Directions: From the entries below, pull out each line where "different" appears.

Raw data:
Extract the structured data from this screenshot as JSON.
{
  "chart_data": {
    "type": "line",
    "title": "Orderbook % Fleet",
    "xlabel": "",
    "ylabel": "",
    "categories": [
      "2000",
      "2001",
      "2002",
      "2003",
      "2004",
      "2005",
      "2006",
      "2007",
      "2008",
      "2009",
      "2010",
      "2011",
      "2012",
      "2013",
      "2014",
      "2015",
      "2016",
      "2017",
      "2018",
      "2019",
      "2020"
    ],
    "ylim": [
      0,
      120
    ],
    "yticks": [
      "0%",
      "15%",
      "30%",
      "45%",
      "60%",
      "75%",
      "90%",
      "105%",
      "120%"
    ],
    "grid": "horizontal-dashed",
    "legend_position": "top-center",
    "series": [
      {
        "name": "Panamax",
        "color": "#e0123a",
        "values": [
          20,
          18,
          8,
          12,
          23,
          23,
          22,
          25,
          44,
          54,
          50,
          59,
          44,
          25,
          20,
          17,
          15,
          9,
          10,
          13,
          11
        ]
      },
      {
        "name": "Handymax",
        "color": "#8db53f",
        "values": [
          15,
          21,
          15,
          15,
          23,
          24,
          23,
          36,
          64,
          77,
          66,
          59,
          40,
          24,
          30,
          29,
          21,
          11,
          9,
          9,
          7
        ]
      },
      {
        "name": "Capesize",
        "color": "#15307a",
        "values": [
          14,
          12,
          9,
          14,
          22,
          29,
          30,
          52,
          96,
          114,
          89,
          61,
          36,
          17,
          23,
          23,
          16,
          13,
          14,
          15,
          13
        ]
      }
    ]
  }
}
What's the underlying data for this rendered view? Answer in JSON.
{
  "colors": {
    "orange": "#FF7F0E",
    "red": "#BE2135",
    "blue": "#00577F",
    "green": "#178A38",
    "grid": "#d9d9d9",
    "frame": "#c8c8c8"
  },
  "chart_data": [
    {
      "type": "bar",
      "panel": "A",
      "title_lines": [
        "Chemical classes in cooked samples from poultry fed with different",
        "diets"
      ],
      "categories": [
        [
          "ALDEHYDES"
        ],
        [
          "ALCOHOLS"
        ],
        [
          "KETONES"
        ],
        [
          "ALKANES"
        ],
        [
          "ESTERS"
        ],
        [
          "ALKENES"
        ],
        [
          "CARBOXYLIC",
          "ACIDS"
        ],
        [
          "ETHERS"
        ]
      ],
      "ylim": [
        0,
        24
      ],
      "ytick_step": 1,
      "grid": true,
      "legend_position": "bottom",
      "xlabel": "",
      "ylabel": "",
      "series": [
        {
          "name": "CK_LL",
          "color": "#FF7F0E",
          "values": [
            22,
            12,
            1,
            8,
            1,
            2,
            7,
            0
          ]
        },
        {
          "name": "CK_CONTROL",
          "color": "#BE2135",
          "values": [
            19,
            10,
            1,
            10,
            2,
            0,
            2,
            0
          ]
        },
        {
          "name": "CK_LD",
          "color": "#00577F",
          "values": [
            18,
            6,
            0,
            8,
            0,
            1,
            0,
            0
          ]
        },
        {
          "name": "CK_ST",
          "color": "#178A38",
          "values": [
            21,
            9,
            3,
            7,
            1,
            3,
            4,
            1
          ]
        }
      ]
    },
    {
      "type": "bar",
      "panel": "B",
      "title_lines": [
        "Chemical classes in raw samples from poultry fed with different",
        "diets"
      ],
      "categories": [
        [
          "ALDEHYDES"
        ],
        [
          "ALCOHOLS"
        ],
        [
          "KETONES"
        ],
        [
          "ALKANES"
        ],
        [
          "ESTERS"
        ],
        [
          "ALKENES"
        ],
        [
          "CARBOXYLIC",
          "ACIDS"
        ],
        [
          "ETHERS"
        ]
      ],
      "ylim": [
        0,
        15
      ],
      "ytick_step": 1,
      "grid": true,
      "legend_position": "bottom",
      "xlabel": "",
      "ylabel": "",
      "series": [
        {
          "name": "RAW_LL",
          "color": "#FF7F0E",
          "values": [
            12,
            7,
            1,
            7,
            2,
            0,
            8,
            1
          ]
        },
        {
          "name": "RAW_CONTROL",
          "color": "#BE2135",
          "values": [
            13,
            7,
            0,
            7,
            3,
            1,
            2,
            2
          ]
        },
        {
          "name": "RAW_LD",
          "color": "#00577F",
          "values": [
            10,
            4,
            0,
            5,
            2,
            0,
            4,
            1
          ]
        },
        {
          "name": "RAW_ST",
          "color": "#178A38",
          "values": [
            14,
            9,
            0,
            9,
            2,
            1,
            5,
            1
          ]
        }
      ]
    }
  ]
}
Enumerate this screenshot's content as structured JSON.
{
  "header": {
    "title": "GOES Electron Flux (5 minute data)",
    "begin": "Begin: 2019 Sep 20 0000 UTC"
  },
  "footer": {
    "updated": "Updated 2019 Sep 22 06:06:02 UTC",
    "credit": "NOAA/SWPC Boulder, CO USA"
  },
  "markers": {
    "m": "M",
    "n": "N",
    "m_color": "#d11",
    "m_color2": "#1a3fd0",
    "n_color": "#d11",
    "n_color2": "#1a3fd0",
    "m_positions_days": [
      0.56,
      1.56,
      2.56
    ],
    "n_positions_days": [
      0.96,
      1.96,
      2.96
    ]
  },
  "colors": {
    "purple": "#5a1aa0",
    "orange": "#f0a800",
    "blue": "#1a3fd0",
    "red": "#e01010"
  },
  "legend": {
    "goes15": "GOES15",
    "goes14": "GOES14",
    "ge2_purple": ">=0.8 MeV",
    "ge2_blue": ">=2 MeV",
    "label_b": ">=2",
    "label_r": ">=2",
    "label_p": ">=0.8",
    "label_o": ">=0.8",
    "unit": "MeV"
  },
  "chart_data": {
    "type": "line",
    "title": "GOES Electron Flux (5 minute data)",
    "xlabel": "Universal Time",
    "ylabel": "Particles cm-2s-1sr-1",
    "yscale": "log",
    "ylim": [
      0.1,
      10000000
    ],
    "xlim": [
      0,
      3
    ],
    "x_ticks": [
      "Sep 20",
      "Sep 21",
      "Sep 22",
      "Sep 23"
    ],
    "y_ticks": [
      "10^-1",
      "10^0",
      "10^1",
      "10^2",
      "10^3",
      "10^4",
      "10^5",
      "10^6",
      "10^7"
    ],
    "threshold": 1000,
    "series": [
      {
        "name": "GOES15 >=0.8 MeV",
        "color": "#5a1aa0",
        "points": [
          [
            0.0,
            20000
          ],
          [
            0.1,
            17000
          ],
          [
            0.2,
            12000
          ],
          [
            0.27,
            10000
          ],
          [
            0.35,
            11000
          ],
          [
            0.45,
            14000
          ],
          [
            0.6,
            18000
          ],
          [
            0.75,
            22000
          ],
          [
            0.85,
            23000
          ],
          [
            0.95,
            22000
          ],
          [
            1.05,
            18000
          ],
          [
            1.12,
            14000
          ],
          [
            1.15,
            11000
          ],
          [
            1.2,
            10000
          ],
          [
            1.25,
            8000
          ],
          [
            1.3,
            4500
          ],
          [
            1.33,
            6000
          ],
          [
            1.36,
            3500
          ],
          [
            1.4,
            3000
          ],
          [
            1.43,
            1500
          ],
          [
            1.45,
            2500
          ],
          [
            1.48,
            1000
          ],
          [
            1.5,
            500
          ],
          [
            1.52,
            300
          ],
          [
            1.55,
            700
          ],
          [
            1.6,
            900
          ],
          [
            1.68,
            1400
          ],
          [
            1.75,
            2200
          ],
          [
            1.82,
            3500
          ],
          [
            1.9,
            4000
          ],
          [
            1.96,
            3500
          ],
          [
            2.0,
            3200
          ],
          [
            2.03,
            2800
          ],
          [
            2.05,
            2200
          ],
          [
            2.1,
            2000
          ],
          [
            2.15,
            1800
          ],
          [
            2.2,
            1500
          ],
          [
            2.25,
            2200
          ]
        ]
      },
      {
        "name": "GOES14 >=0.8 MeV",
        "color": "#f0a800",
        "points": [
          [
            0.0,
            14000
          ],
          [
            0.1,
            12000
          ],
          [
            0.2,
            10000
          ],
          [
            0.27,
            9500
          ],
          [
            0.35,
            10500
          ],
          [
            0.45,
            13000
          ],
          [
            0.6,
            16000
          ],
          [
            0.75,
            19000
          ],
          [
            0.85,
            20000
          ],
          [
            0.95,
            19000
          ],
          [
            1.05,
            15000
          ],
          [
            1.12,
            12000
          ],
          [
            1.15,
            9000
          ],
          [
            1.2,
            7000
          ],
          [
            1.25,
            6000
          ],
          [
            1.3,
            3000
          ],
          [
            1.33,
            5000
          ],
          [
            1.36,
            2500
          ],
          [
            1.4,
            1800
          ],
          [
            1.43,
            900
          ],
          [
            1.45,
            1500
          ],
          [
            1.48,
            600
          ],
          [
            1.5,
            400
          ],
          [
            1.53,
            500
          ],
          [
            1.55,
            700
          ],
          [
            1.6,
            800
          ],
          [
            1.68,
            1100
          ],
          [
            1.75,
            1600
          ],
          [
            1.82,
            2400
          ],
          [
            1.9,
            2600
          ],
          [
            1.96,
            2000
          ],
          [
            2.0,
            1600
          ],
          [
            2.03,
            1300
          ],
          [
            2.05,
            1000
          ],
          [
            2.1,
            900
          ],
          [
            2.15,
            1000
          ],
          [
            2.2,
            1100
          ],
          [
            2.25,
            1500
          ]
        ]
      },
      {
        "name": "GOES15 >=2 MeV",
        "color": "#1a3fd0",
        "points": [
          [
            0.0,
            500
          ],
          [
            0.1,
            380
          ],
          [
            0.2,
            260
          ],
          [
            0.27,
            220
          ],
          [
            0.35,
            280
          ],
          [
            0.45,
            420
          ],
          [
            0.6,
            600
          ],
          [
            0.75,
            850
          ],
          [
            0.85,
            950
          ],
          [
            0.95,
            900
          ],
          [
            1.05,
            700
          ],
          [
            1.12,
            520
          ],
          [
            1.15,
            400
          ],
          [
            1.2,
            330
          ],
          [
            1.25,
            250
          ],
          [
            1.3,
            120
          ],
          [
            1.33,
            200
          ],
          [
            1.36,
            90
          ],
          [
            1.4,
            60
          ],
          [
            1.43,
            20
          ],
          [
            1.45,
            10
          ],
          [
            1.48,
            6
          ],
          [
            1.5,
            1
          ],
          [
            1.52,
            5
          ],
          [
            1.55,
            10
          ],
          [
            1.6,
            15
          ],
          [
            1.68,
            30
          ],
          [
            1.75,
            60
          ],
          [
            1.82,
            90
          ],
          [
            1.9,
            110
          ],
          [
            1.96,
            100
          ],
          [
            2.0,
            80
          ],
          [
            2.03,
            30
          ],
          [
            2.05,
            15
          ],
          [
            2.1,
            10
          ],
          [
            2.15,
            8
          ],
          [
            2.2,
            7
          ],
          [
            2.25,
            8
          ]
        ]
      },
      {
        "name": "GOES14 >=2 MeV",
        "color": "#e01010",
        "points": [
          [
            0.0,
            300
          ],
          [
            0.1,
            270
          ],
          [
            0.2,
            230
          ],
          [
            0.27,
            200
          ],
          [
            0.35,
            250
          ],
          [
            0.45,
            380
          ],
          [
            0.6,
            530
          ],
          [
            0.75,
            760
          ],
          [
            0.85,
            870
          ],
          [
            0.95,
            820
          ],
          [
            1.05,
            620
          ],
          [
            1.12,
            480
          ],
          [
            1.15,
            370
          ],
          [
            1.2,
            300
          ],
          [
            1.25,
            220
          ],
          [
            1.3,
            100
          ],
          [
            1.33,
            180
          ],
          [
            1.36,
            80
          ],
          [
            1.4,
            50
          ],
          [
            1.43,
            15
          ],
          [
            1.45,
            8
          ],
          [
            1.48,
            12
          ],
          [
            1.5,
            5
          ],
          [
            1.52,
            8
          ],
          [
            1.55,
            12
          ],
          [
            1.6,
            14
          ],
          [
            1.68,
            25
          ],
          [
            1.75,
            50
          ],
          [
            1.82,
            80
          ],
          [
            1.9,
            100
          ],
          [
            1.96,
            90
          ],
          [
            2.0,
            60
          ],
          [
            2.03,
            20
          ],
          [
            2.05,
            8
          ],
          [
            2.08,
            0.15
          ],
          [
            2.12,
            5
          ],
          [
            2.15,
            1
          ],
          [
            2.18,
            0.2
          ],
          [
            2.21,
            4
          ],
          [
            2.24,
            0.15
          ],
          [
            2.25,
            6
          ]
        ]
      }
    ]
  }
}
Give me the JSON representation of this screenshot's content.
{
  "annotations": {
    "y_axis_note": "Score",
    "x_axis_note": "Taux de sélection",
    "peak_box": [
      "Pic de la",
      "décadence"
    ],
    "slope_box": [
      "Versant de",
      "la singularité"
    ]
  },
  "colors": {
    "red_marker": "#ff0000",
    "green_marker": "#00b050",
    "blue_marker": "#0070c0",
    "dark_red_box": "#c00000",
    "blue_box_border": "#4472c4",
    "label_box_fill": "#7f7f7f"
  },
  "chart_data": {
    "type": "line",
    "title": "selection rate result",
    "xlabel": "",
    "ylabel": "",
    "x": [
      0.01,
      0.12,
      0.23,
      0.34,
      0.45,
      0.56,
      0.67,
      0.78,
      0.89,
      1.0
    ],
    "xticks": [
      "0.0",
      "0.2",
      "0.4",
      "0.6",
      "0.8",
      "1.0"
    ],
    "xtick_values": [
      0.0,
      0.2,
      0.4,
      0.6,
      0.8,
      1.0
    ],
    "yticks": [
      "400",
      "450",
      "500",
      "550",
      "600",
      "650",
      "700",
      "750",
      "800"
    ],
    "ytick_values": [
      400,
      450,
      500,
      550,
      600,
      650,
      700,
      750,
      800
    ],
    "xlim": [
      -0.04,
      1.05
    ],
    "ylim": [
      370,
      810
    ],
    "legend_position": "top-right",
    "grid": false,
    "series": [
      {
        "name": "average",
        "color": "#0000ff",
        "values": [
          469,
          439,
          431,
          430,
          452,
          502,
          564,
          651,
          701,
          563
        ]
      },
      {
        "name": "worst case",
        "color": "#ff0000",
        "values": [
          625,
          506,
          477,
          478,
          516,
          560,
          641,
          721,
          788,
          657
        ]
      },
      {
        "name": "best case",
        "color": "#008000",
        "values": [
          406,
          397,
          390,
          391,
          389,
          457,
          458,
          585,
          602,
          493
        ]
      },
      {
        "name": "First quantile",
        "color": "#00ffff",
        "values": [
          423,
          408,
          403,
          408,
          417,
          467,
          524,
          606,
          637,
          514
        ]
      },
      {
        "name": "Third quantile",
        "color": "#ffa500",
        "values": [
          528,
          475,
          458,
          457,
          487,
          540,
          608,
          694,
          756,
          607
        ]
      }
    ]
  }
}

Task output:
        "Chemical classes in cooked samples from poultry fed with different",
        "Chemical classes in raw samples from poultry fed with different",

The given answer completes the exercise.